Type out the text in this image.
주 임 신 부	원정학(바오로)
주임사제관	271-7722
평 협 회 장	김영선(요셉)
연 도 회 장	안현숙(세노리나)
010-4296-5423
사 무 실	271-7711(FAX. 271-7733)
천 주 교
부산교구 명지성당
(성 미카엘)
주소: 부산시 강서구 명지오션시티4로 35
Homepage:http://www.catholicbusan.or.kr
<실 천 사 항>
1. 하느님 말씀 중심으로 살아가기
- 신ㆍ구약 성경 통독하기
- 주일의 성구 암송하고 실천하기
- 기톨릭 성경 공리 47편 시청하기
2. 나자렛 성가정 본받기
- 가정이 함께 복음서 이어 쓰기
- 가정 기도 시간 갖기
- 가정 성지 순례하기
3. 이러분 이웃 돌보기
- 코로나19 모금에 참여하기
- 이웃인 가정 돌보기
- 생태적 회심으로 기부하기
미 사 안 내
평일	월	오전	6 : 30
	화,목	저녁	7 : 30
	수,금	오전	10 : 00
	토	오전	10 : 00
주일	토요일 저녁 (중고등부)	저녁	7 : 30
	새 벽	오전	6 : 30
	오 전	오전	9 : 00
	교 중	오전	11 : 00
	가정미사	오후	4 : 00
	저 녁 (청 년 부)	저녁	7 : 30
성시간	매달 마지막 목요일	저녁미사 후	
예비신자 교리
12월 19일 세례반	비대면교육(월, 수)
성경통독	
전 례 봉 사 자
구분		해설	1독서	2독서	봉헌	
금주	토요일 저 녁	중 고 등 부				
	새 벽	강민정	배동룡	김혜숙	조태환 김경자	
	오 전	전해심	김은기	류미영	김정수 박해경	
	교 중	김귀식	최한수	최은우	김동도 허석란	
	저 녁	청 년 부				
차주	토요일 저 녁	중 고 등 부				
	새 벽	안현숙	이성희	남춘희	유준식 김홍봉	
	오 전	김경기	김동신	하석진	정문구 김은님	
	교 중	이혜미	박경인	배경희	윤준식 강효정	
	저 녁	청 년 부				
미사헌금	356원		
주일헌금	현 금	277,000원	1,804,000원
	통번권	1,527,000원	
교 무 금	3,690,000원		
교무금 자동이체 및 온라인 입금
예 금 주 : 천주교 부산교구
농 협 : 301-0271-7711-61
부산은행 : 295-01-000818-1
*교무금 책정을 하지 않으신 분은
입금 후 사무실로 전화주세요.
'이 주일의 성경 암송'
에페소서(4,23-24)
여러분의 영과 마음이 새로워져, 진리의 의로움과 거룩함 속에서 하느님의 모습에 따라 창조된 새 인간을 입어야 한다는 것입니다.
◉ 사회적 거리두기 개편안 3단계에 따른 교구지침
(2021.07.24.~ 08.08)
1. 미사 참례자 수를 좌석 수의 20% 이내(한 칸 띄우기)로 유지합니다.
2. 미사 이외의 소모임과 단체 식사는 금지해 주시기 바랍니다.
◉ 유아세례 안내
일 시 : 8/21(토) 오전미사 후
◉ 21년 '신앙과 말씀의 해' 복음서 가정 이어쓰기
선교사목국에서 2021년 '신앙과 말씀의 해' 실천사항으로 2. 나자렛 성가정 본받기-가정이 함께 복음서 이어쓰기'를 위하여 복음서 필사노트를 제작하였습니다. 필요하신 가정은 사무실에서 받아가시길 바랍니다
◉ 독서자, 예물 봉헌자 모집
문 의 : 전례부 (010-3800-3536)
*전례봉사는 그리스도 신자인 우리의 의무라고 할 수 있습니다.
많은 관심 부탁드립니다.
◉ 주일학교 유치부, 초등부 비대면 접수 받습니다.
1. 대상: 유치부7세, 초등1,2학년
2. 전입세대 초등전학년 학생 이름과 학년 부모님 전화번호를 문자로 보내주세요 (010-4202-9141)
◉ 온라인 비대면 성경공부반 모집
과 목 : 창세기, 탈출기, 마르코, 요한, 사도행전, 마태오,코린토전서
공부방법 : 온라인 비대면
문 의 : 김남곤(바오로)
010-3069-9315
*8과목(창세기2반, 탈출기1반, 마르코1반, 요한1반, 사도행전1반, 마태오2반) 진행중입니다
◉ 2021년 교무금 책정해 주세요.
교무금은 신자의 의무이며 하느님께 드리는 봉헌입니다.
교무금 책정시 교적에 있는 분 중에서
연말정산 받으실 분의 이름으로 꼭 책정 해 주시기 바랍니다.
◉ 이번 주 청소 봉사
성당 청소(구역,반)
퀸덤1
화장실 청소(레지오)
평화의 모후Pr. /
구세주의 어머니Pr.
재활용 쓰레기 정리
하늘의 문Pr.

☆ ☆ ☆ ☆ ☆ ☆ ☆

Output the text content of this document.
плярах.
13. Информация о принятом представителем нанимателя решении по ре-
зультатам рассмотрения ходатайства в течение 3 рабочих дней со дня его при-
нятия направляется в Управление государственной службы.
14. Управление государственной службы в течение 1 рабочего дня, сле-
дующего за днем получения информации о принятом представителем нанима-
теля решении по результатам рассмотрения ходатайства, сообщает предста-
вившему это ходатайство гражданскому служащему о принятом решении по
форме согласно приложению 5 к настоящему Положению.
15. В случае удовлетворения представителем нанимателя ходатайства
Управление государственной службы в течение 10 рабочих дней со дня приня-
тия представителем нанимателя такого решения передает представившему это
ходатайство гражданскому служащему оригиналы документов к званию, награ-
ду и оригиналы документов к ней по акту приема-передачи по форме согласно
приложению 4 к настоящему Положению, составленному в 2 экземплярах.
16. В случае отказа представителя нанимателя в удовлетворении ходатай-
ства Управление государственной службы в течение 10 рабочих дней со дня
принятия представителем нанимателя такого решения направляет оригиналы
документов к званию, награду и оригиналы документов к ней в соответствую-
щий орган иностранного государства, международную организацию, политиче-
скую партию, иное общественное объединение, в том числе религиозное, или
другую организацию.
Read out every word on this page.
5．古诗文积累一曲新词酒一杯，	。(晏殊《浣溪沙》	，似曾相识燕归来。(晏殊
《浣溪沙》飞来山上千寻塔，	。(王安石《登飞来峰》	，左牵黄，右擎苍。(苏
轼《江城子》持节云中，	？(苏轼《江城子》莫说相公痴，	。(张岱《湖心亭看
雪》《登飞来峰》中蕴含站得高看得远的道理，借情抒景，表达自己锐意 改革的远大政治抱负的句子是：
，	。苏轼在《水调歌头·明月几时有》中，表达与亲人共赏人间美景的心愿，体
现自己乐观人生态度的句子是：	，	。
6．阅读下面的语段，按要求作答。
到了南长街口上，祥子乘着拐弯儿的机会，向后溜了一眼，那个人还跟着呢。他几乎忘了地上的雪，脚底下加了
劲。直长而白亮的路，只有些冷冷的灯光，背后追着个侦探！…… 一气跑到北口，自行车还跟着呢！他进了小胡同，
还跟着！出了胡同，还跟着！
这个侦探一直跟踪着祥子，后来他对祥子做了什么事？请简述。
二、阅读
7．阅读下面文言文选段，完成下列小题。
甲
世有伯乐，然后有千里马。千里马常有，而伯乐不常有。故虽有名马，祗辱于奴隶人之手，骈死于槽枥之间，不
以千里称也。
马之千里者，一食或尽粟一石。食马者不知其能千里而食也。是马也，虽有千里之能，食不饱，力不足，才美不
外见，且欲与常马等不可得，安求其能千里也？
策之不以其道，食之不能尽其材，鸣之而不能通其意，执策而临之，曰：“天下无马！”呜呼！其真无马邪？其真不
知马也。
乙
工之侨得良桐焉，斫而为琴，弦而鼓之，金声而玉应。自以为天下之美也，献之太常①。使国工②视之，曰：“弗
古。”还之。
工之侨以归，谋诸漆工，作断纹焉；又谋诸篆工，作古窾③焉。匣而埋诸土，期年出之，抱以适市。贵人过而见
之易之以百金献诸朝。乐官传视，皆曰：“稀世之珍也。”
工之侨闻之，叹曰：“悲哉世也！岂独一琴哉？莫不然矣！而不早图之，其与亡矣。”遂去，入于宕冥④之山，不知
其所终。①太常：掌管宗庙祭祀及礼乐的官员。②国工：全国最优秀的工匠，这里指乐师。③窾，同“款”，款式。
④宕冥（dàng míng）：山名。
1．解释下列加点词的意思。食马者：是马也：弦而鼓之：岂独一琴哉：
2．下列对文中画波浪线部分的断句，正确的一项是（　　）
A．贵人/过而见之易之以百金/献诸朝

☆ ☆ ☆ ☆ ☆ ☆ ☆

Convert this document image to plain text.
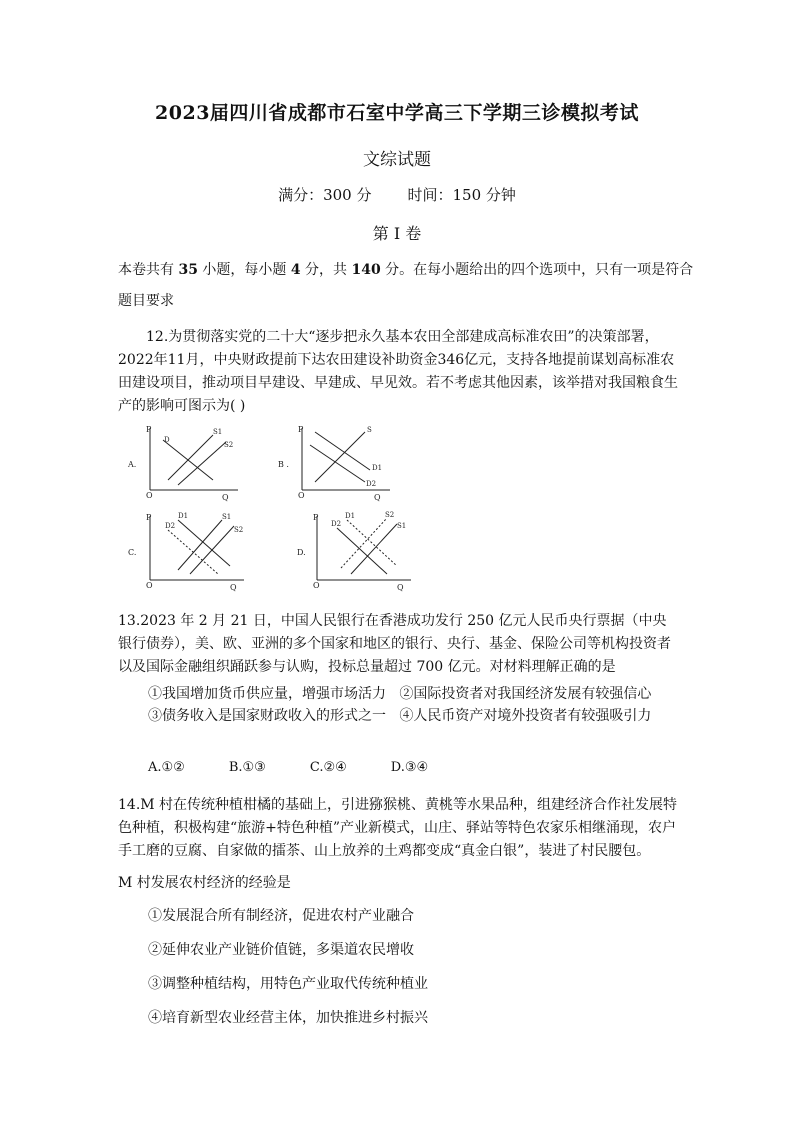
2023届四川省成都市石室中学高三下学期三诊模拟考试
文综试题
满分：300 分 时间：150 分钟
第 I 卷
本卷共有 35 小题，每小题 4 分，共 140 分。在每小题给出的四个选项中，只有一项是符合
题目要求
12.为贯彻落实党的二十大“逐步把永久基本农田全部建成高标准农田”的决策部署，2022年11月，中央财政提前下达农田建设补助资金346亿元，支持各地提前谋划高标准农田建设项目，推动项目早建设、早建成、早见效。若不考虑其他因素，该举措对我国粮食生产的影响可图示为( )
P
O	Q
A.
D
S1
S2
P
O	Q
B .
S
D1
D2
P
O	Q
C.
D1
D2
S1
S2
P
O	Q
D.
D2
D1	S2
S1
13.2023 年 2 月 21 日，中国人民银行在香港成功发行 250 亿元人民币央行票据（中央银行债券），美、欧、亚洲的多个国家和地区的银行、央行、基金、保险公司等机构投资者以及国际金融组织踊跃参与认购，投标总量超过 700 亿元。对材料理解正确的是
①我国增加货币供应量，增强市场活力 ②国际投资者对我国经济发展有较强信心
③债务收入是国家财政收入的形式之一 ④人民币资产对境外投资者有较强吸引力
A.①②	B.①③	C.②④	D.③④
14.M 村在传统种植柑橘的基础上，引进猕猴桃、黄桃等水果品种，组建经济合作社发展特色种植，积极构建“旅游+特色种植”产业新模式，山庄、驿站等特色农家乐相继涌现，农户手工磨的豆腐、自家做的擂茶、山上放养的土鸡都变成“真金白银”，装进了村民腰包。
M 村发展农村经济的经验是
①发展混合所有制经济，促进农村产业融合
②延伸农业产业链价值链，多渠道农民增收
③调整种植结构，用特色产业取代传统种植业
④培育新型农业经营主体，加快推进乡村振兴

☆ ☆ ☆ ☆ ☆ ☆ ☆

Reproduce every line of the listing above in which the string "приложению" appears.

форме согласно приложению 5 к настоящему Положению.
приложению 4 к настоящему Положению, составленному в 2 экземплярах.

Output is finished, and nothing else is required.